EXTRACT PROVIDED:
^^^^^^^^

Archive for the 'New Interfaces for Musical Expression' Category

In Reference to Everything

Tuesday, December 11th, 2007

Some of my favorite iTunes tracks are cover songs. I love Fountains of Wayne’s version of the Britney Spears single, Hit Me Baby One More Time. I like the way they draw it out and make it richer and darker. At the same time, the pop song underneath hooks you and gets stuck in your head.

Perhaps just as importantly, Fountains of Wayne is implicitly lampooning Britney Spears (and poking fun at themselves) just by covering a song made popular by an artist so different from themselves. The idea of the song could almost be just as satisfying as the recording itself, if the track wasn’t so damned good.

Music keeps changing, all the time. Even with informal distribution systems and recommendation engines cropping up all over the internet, most of us will only hear a certain amount of the stuff that’s happening musically at any given time. But at the same time, information travels so fast that if a song gets huge in Latin America or Europe, it could be a hit in the States just a couple of months later.

I think music and musical performances are going to keep getting richer and more complex in meaning from here. Like the rest of the history of music (or art, or knowledge, or anything), the new stuff will keep referring to earlier styles and quote, or sample, or even cover earlier works.

^^^^^^^^

Saved data entries:
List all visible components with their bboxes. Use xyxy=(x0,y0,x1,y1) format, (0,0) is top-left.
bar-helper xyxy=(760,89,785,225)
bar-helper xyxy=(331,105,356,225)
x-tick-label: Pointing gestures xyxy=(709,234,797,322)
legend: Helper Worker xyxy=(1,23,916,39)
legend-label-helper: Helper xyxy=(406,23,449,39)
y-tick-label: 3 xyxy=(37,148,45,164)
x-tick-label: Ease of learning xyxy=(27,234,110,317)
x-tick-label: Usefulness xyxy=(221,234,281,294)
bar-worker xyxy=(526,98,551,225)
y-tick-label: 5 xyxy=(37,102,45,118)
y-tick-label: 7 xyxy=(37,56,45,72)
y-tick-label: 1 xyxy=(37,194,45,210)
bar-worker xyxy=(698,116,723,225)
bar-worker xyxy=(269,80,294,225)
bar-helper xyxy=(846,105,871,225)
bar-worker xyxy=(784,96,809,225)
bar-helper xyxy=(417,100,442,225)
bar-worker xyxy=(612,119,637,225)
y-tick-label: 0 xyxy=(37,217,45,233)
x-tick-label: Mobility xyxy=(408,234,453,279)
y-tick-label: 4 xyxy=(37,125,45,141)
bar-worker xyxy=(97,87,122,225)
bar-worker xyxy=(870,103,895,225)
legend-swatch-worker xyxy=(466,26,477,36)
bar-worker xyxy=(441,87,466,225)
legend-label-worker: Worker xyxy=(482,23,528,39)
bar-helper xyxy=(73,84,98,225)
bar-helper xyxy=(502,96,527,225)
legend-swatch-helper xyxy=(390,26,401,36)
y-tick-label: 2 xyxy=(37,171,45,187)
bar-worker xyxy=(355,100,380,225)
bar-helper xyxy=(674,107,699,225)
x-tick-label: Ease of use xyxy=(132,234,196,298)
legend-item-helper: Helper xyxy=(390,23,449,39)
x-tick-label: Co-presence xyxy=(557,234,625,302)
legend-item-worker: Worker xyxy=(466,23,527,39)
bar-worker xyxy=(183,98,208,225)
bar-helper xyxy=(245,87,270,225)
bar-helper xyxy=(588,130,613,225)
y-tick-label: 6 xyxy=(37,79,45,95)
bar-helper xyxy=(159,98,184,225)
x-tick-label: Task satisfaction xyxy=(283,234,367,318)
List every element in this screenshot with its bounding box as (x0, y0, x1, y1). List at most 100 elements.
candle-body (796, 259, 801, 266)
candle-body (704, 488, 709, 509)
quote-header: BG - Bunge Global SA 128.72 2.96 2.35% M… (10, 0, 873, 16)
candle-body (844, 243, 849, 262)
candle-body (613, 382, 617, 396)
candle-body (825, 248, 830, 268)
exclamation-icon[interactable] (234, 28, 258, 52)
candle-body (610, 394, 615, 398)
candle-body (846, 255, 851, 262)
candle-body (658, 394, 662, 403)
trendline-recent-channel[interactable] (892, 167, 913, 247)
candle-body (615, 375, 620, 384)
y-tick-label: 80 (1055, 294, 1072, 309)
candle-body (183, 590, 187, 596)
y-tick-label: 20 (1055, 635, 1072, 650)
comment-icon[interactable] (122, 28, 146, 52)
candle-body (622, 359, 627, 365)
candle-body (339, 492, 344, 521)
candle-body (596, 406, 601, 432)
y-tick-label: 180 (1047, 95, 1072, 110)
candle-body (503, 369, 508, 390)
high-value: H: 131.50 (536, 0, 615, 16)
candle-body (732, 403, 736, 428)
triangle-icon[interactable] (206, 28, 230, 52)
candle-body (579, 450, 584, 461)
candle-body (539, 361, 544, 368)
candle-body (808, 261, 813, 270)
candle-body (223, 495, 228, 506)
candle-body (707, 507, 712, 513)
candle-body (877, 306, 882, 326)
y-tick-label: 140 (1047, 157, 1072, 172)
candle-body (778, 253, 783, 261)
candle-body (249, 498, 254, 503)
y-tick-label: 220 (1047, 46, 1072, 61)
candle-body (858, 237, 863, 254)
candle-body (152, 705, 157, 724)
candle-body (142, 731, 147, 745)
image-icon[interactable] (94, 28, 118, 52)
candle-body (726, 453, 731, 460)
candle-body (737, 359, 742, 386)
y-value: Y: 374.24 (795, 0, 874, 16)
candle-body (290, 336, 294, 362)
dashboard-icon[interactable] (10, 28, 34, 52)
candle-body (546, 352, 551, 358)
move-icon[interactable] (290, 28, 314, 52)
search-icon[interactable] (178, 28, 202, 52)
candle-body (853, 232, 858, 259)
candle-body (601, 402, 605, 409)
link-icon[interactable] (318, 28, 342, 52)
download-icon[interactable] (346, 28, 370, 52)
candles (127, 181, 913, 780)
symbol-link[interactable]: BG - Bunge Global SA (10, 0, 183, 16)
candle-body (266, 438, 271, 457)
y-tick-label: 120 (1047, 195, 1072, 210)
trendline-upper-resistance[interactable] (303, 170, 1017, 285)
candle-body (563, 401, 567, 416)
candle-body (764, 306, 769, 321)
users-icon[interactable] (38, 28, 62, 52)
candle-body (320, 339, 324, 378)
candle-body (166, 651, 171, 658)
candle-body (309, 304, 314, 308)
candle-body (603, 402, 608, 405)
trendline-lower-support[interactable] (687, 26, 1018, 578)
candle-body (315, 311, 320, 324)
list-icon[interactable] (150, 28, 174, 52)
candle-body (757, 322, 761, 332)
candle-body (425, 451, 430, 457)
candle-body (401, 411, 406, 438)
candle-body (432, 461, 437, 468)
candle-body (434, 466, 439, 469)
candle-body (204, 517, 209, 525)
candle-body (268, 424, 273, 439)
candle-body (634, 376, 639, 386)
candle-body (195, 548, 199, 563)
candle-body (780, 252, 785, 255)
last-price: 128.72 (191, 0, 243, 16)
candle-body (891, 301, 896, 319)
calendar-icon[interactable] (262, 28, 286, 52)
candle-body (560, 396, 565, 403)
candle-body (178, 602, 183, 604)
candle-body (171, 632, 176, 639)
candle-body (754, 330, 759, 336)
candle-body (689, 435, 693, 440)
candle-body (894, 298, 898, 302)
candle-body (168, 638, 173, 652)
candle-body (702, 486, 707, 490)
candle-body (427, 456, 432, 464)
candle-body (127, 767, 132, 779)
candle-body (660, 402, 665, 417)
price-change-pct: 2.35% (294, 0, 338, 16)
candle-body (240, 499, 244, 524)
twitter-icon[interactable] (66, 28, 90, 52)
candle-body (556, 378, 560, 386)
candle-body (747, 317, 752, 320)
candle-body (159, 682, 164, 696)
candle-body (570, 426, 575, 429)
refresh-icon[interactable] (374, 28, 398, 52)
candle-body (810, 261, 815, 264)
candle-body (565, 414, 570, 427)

^^^^^^^^

AIM: Please write out the passage of the blog post on cover songs from "Perhaps just as" up to and including "so damned good.".

FINISHED ANSWER:
Perhaps just as importantly, Fountains of Wayne is implicitly lampooning Britney Spears (and poking fun at themselves) just by covering a song made popular by an artist so different from themselves. The idea of the song could almost be just as satisfying as the recording itself, if the track wasn’t so damned good.